Each entry below is to be transcribed exactly.

Supplied material:
>>>
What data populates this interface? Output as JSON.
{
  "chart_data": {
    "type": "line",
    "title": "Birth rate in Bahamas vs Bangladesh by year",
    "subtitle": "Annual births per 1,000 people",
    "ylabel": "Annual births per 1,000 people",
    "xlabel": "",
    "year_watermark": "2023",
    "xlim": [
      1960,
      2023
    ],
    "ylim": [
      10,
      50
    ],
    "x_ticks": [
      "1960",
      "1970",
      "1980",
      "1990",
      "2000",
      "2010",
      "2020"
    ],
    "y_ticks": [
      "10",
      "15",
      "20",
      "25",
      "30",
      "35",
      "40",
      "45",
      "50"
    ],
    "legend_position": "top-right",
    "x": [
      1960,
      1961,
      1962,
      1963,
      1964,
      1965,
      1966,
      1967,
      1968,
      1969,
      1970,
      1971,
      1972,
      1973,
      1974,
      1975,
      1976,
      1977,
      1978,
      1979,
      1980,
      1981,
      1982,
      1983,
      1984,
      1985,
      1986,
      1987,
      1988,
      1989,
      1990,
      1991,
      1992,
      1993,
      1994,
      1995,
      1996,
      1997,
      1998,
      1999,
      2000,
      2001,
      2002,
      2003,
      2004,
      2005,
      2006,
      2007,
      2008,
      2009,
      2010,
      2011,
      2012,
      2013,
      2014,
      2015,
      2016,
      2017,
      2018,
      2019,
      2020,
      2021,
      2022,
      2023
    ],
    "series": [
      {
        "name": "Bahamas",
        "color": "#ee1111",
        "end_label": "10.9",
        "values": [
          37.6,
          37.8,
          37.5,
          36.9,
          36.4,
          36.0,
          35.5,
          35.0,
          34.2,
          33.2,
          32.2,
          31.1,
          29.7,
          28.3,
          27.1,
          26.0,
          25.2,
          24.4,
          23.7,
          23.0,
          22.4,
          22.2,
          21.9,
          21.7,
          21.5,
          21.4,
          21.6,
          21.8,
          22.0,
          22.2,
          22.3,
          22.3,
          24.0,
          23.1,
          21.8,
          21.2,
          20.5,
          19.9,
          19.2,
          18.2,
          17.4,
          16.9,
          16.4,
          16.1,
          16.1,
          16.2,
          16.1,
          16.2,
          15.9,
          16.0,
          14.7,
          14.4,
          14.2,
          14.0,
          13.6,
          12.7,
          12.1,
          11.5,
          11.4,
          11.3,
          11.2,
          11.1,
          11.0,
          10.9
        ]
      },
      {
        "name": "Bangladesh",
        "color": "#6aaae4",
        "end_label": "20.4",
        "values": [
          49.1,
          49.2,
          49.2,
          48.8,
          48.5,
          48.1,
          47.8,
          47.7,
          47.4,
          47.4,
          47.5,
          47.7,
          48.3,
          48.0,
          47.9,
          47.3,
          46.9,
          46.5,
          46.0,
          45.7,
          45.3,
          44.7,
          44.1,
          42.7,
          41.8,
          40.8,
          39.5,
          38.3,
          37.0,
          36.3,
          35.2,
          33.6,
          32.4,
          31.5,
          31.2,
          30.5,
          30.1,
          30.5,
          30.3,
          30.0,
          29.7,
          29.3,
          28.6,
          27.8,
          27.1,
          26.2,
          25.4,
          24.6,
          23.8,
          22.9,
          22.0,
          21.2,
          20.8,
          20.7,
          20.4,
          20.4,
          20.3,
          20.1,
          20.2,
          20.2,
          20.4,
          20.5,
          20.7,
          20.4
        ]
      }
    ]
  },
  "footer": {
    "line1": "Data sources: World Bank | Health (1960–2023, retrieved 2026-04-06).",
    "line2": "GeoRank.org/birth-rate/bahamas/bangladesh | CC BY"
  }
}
<<<
Solution to this exercise:
What data populates this interface? Output as JSON.
{
  "chart_data": {
    "type": "line",
    "title": "Birth rate in Bahamas vs Bangladesh by year",
    "subtitle": "Annual births per 1,000 people",
    "ylabel": "Annual births per 1,000 people",
    "xlabel": "",
    "year_watermark": "2023",
    "xlim": [
      1960,
      2023
    ],
    "ylim": [
      10,
      50
    ],
    "x_ticks": [
      "1960",
      "1970",
      "1980",
      "1990",
      "2000",
      "2010",
      "2020"
    ],
    "y_ticks": [
      "10",
      "15",
      "20",
      "25",
      "30",
      "35",
      "40",
      "45",
      "50"
    ],
    "legend_position": "top-right",
    "x": [
      1960,
      1961,
      1962,
      1963,
      1964,
      1965,
      1966,
      1967,
      1968,
      1969,
      1970,
      1971,
      1972,
      1973,
      1974,
      1975,
      1976,
      1977,
      1978,
      1979,
      1980,
      1981,
      1982,
      1983,
      1984,
      1985,
      1986,
      1987,
      1988,
      1989,
      1990,
      1991,
      1992,
      1993,
      1994,
      1995,
      1996,
      1997,
      1998,
      1999,
      2000,
      2001,
      2002,
      2003,
      2004,
      2005,
      2006,
      2007,
      2008,
      2009,
      2010,
      2011,
      2012,
      2013,
      2014,
      2015,
      2016,
      2017,
      2018,
      2019,
      2020,
      2021,
      2022,
      2023
    ],
    "series": [
      {
        "name": "Bahamas",
        "color": "#ee1111",
        "end_label": "10.9",
        "values": [
          37.6,
          37.8,
          37.5,
          36.9,
          36.4,
          36.0,
          35.5,
          35.0,
          34.2,
          33.2,
          32.2,
          31.1,
          29.7,
          28.3,
          27.1,
          26.0,
          25.2,
          24.4,
          23.7,
          23.0,
          22.4,
          22.2,
          21.9,
          21.7,
          21.5,
          21.4,
          21.6,
          21.8,
          22.0,
          22.2,
          22.3,
          22.3,
          24.0,
          23.1,
          21.8,
          21.2,
          20.5,
          19.9,
          19.2,
          18.2,
          17.4,
          16.9,
          16.4,
          16.1,
          16.1,
          16.2,
          16.1,
          16.2,
          15.9,
          16.0,
          14.7,
          14.4,
          14.2,
          14.0,
          13.6,
          12.7,
          12.1,
          11.5,
          11.4,
          11.3,
          11.2,
          11.1,
          11.0,
          10.9
        ]
      },
      {
        "name": "Bangladesh",
        "color": "#6aaae4",
        "end_label": "20.4",
        "values": [
          49.1,
          49.2,
          49.2,
          48.8,
          48.5,
          48.1,
          47.8,
          47.7,
          47.4,
          47.4,
          47.5,
          47.7,
          48.3,
          48.0,
          47.9,
          47.3,
          46.9,
          46.5,
          46.0,
          45.7,
          45.3,
          44.7,
          44.1,
          42.7,
          41.8,
          40.8,
          39.5,
          38.3,
          37.0,
          36.3,
          35.2,
          33.6,
          32.4,
          31.5,
          31.2,
          30.5,
          30.1,
          30.5,
          30.3,
          30.0,
          29.7,
          29.3,
          28.6,
          27.8,
          27.1,
          26.2,
          25.4,
          24.6,
          23.8,
          22.9,
          22.0,
          21.2,
          20.8,
          20.7,
          20.4,
          20.4,
          20.3,
          20.1,
          20.2,
          20.2,
          20.4,
          20.5,
          20.7,
          20.4
        ]
      }
    ]
  },
  "footer": {
    "line1": "Data sources: World Bank | Health (1960–2023, retrieved 2026-04-06).",
    "line2": "GeoRank.org/birth-rate/bahamas/bangladesh | CC BY"
  }
}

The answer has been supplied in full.